* [TASK REQUIREMENTS]:
In the records below, find each line with the word "first" and copy it.

%%

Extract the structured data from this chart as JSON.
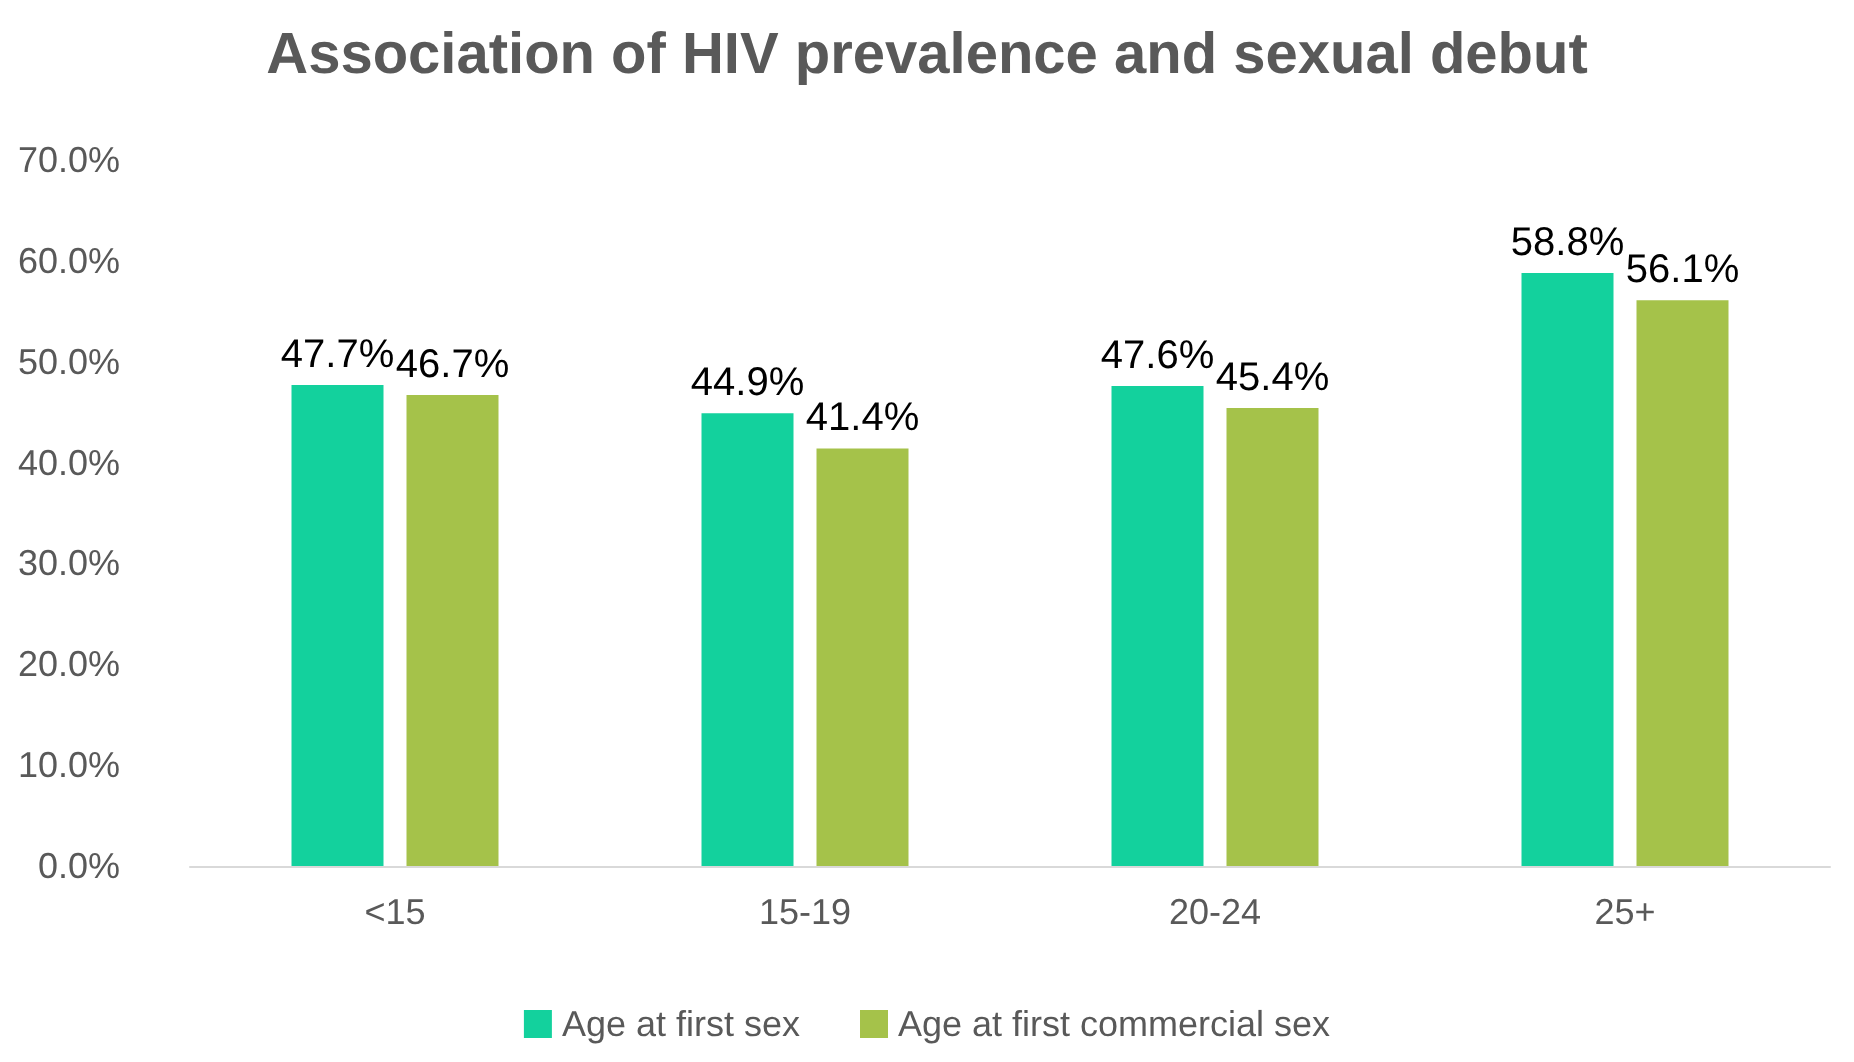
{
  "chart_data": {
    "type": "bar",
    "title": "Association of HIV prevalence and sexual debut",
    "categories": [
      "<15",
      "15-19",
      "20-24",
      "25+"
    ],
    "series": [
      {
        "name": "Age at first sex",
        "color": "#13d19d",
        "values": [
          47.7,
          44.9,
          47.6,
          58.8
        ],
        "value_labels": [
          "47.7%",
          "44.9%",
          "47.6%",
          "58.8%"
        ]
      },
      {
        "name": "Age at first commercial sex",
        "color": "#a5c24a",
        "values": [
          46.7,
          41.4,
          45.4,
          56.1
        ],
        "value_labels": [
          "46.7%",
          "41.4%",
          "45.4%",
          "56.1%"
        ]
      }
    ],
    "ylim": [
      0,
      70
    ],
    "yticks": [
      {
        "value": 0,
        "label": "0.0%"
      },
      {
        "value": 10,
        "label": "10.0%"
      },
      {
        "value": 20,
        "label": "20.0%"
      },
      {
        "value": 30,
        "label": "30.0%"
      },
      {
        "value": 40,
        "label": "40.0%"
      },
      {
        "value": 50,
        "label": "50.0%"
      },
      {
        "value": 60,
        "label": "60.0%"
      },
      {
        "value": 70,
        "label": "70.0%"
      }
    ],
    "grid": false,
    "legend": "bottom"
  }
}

%%
%%

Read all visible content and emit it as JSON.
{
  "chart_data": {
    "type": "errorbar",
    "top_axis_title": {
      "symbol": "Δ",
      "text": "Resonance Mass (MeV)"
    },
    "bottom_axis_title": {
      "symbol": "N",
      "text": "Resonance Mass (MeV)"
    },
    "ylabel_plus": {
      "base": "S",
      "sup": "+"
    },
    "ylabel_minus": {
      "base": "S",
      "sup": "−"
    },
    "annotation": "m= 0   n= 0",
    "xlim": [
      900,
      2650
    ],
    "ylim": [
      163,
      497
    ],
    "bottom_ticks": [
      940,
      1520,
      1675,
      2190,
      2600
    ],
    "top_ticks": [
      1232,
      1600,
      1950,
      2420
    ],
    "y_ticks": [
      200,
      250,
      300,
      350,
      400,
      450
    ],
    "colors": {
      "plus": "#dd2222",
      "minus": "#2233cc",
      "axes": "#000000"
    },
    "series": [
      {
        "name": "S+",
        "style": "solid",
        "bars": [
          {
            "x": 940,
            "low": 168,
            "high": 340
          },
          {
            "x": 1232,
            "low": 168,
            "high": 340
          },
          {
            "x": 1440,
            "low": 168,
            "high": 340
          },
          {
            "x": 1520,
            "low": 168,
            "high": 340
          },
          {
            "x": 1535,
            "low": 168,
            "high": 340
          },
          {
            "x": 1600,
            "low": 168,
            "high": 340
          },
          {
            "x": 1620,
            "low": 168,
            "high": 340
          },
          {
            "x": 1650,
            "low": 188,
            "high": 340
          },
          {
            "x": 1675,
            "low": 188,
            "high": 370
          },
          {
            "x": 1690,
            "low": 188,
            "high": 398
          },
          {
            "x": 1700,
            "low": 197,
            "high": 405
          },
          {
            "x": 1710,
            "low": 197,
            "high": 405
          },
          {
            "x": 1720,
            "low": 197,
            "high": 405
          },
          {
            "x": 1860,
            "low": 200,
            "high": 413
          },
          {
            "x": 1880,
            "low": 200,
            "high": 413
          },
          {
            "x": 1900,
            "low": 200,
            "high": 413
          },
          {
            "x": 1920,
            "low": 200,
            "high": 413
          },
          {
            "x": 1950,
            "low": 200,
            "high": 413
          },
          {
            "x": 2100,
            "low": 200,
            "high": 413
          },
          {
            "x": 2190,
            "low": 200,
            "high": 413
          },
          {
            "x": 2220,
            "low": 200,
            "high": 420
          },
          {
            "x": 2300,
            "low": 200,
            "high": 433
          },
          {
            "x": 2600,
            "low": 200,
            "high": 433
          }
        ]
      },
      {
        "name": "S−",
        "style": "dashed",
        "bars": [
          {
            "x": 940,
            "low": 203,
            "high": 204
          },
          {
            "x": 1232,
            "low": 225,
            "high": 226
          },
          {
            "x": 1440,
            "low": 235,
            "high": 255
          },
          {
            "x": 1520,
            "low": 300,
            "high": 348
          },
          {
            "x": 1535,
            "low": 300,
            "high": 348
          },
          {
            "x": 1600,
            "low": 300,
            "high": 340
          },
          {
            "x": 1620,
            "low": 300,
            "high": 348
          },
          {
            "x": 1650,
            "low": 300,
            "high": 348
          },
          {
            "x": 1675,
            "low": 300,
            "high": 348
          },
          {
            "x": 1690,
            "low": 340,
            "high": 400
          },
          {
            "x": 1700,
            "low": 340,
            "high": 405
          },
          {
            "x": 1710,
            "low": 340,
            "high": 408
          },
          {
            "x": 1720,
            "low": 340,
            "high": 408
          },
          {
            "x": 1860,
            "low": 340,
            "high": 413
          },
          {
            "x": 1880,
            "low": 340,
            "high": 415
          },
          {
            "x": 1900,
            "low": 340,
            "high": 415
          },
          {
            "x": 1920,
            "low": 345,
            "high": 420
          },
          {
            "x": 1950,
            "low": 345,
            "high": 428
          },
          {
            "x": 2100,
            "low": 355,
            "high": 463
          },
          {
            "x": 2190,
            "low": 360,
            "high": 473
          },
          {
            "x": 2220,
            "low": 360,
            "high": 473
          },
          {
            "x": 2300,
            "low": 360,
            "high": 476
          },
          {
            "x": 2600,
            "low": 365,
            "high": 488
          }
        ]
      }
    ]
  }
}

%%

* [FINISHED EXERCISE]:
        "name": "Age at first sex",
        "name": "Age at first commercial sex",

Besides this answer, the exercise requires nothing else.